### CHALLENGE
Copy all the material below, exactly as it stands.

### DATA SECTION
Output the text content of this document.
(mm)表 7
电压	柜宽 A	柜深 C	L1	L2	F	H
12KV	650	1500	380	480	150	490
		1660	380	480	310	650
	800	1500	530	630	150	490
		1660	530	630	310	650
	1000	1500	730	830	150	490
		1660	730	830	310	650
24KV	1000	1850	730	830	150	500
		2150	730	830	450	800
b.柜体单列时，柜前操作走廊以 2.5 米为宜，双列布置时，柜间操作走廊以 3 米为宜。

### RIGHT ANSWER
Output the text content of this document.
(mm)表 7
电压	柜宽 A	柜深 C	L1	L2	F	H
12KV	650	1500	380	480	150	490
		1660	380	480	310	650
	800	1500	530	630	150	490
		1660	530	630	310	650
	1000	1500	730	830	150	490
		1660	730	830	310	650
24KV	1000	1850	730	830	150	500
		2150	730	830	450	800
b.柜体单列时，柜前操作走廊以 2.5 米为宜，双列布置时，柜间操作走廊以 3 米为宜。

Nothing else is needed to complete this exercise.